> _SHORT PROBLEM_
In the records below, work out how many lines hold the word "RESALTADO". Report the number alone.

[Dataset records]

>> begin

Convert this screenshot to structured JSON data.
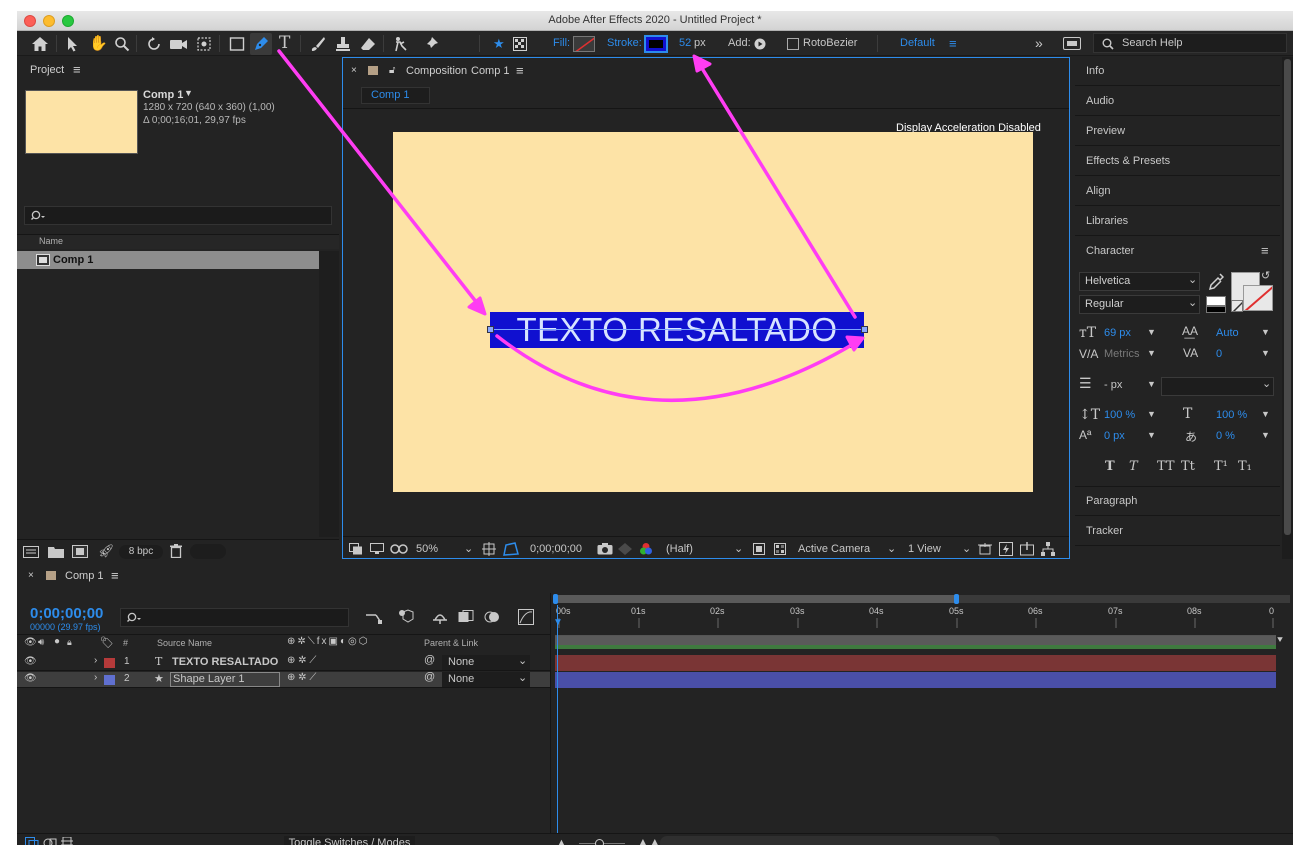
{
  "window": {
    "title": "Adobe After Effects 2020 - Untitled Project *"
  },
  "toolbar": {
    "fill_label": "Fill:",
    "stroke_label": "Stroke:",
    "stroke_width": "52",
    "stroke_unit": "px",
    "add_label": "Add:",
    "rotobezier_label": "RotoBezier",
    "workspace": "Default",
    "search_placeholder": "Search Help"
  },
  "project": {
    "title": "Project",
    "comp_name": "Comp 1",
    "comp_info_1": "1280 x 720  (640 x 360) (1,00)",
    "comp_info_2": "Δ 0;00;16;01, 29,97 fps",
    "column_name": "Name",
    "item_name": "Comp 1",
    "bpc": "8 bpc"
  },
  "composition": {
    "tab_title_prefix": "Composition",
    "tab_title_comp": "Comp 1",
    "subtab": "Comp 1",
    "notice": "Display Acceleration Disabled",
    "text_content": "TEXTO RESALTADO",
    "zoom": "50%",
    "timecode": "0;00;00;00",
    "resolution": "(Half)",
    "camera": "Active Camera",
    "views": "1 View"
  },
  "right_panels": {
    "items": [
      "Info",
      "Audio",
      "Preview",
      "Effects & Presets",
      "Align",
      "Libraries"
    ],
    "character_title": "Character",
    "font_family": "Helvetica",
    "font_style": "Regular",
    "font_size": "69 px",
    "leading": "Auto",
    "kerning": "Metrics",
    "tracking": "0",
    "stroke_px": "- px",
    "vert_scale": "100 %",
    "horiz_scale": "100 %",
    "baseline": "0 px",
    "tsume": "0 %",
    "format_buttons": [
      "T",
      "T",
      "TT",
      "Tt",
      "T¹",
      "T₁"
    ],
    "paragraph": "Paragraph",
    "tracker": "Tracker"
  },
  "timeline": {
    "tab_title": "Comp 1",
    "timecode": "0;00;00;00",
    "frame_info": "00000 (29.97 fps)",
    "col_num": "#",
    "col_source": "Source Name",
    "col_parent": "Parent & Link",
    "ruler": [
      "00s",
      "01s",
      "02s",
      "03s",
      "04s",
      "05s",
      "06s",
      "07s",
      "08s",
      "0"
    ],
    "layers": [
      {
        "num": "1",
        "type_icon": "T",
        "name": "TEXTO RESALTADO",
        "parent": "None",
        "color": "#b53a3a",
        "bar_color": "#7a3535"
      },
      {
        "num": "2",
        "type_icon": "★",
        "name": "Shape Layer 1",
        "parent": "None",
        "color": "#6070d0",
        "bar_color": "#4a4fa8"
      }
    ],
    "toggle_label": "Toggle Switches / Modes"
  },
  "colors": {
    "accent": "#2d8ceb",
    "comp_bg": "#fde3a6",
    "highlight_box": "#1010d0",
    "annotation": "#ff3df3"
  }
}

>> end
>> begin

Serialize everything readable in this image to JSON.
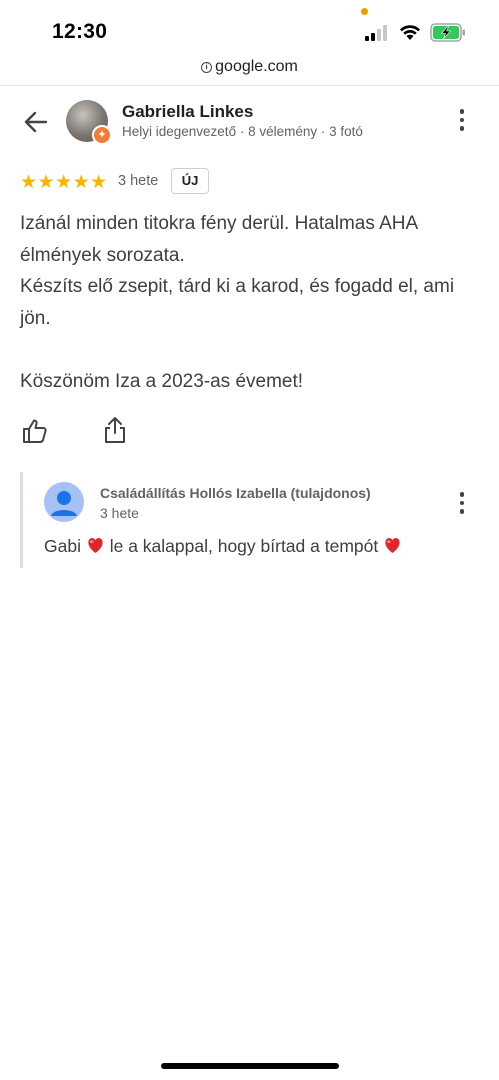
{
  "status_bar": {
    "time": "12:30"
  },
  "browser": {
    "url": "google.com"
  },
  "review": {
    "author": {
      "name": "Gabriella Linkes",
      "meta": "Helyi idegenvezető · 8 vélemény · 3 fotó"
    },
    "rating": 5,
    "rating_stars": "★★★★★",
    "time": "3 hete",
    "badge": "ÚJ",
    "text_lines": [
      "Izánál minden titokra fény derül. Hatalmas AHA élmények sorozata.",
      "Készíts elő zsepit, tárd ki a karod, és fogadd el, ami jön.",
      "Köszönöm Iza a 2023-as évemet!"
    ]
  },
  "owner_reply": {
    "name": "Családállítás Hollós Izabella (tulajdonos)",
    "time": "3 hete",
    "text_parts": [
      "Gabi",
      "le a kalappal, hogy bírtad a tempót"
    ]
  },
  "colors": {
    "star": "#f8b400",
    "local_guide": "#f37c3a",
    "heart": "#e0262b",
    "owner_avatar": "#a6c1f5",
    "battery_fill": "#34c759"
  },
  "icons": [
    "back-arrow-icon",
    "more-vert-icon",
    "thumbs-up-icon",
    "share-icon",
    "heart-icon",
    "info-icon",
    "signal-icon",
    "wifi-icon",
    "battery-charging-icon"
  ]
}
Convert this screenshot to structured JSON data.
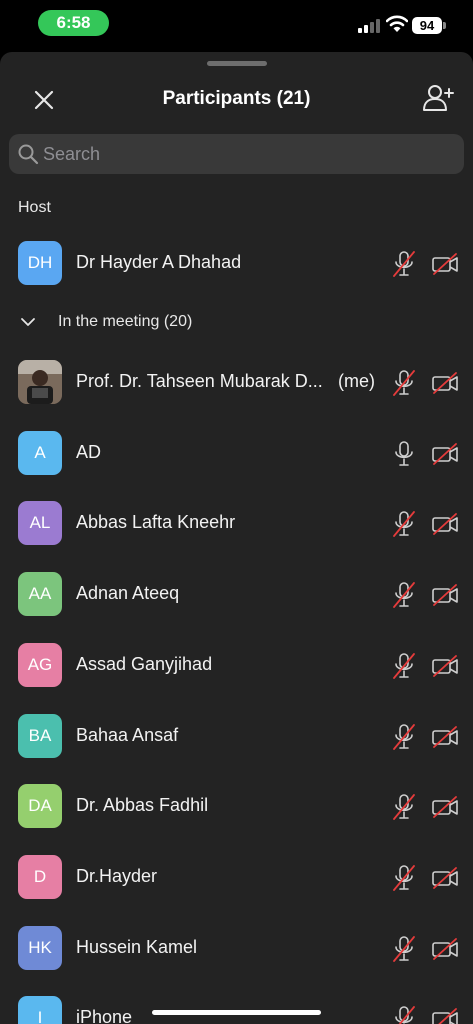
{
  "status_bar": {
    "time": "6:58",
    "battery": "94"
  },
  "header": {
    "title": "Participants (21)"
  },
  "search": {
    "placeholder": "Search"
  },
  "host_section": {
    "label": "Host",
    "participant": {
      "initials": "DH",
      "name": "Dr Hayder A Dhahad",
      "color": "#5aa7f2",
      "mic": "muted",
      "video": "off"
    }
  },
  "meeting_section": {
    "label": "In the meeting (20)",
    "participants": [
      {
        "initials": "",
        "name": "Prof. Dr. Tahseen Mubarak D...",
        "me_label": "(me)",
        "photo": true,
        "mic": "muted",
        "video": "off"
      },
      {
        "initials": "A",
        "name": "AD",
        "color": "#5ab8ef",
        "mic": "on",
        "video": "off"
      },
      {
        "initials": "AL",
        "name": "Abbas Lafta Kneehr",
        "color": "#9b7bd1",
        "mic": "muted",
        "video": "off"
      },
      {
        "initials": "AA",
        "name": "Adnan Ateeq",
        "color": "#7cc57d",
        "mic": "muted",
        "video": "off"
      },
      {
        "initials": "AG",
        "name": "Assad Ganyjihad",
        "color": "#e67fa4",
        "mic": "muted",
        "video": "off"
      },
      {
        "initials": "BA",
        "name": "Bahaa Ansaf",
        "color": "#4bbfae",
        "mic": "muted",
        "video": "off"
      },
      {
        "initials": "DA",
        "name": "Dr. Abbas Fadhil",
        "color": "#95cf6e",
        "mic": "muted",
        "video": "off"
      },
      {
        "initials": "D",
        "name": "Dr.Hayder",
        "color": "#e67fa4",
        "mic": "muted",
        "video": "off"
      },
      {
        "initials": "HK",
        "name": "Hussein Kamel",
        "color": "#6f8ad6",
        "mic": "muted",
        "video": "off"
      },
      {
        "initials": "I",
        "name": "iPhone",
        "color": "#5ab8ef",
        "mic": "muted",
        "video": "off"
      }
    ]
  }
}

>> end
>> begin

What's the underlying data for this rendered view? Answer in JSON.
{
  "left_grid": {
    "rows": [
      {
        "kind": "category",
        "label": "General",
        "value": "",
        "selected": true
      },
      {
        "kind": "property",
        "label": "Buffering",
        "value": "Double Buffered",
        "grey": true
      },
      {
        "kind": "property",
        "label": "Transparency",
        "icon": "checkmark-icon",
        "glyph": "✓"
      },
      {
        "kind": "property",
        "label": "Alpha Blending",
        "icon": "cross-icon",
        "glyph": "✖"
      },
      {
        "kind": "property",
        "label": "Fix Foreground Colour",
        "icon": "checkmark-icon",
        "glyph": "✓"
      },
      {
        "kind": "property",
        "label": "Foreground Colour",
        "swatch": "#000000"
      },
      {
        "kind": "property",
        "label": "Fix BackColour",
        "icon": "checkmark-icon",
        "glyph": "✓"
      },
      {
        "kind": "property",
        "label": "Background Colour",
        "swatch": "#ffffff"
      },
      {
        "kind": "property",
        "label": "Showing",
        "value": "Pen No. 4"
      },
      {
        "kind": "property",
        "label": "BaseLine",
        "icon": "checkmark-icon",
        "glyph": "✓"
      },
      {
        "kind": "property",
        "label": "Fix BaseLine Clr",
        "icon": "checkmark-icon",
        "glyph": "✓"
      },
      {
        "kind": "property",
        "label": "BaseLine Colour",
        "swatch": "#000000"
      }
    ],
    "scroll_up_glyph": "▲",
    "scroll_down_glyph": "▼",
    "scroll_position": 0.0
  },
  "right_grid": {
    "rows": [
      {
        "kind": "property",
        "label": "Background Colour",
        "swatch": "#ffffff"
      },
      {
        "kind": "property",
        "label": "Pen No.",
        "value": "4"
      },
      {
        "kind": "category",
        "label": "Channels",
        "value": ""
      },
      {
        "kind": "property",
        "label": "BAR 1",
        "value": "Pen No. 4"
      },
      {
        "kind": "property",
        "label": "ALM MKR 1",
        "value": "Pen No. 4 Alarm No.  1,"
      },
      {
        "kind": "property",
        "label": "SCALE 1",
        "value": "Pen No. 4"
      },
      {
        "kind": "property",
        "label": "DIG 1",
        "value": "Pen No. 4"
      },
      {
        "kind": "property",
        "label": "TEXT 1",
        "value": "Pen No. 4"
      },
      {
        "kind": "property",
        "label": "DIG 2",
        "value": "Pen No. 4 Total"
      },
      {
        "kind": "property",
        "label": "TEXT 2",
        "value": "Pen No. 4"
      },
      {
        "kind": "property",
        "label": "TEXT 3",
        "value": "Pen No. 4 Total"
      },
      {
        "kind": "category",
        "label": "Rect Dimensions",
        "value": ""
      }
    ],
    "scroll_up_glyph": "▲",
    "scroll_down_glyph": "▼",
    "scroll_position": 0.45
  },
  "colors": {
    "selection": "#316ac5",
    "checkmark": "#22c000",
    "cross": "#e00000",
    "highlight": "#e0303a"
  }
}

>> end

> _SOLUTION BELOW_
2